**Goal**.
Which lines contain the word "Escritório"? Return each of them as written.

# # # # #

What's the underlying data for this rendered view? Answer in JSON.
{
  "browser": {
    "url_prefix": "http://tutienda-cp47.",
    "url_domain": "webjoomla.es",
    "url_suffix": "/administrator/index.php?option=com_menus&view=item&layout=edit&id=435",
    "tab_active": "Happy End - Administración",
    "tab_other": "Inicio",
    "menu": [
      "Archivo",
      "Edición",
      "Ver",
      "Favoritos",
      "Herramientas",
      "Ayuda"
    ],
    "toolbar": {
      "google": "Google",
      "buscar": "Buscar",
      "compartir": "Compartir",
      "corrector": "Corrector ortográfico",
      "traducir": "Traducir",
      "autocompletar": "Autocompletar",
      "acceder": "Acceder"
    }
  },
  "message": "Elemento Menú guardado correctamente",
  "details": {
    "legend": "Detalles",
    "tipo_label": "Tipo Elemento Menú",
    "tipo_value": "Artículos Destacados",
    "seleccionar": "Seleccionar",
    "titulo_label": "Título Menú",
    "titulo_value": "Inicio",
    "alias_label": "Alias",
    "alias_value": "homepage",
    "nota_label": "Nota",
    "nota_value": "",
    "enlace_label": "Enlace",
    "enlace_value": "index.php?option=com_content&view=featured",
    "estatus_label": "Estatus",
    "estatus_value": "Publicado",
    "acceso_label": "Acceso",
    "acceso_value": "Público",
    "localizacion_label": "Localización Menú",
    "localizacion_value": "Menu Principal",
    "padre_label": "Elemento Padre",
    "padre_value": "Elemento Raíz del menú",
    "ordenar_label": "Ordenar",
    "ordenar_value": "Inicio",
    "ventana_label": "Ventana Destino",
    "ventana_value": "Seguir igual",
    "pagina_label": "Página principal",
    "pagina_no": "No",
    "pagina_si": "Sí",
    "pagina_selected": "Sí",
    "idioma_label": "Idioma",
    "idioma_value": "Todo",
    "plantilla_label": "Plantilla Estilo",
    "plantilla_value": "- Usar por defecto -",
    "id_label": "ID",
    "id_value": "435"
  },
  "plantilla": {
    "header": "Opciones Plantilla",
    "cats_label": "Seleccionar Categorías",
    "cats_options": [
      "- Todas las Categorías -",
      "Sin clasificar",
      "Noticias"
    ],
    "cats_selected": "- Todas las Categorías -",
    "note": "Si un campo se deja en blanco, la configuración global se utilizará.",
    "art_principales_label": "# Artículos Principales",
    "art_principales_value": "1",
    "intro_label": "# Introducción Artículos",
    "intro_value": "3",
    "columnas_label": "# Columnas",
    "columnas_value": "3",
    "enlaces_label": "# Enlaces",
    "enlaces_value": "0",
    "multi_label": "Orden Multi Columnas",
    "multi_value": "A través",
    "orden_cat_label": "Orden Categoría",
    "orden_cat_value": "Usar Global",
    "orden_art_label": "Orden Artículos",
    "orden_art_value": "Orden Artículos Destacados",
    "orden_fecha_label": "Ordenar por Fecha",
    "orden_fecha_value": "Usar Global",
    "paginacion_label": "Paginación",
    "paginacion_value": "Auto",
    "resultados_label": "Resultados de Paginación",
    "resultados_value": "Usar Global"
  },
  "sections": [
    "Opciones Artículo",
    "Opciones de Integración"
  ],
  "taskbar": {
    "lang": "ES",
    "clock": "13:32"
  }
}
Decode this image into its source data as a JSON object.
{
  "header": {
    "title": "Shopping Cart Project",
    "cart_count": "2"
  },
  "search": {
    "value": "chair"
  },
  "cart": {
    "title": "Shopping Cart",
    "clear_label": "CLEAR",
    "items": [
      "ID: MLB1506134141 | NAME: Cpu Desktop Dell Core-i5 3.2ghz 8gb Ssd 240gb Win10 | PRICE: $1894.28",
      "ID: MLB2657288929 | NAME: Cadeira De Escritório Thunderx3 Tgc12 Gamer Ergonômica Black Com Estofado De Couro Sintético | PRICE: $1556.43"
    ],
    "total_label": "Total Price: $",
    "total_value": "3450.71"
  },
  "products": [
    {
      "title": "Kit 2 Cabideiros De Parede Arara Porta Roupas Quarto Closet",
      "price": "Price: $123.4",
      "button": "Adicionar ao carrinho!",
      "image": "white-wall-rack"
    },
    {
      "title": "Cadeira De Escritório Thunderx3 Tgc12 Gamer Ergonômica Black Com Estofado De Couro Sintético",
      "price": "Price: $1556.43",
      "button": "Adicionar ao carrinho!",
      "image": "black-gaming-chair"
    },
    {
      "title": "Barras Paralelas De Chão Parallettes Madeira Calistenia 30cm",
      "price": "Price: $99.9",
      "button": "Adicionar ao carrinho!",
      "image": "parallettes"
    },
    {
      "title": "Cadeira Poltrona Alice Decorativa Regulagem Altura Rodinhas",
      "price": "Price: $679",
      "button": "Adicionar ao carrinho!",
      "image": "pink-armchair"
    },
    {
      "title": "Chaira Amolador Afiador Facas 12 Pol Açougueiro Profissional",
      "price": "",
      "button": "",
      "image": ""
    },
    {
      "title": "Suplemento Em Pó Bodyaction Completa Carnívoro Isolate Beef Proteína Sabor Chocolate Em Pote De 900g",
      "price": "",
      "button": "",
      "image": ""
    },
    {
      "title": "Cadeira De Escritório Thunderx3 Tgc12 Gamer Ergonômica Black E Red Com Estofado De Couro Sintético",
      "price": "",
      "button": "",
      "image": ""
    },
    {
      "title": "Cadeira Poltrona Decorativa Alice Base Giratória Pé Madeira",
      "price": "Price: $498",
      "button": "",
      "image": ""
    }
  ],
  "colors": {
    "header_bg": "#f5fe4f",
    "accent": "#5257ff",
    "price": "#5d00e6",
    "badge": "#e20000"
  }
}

# # # # #

**Exercise output**.
      "ID: MLB2657288929 | NAME: Cadeira De Escritório Thunderx3 Tgc12 Gamer Ergonômica Black Com Estofado De Couro Sintético | PRICE: $1556.43"
      "title": "Cadeira De Escritório Thunderx3 Tgc12 Gamer Ergonômica Black Com Estofado De Couro Sintético",
      "title": "Cadeira De Escritório Thunderx3 Tgc12 Gamer Ergonômica Black E Red Com Estofado De Couro Sintético",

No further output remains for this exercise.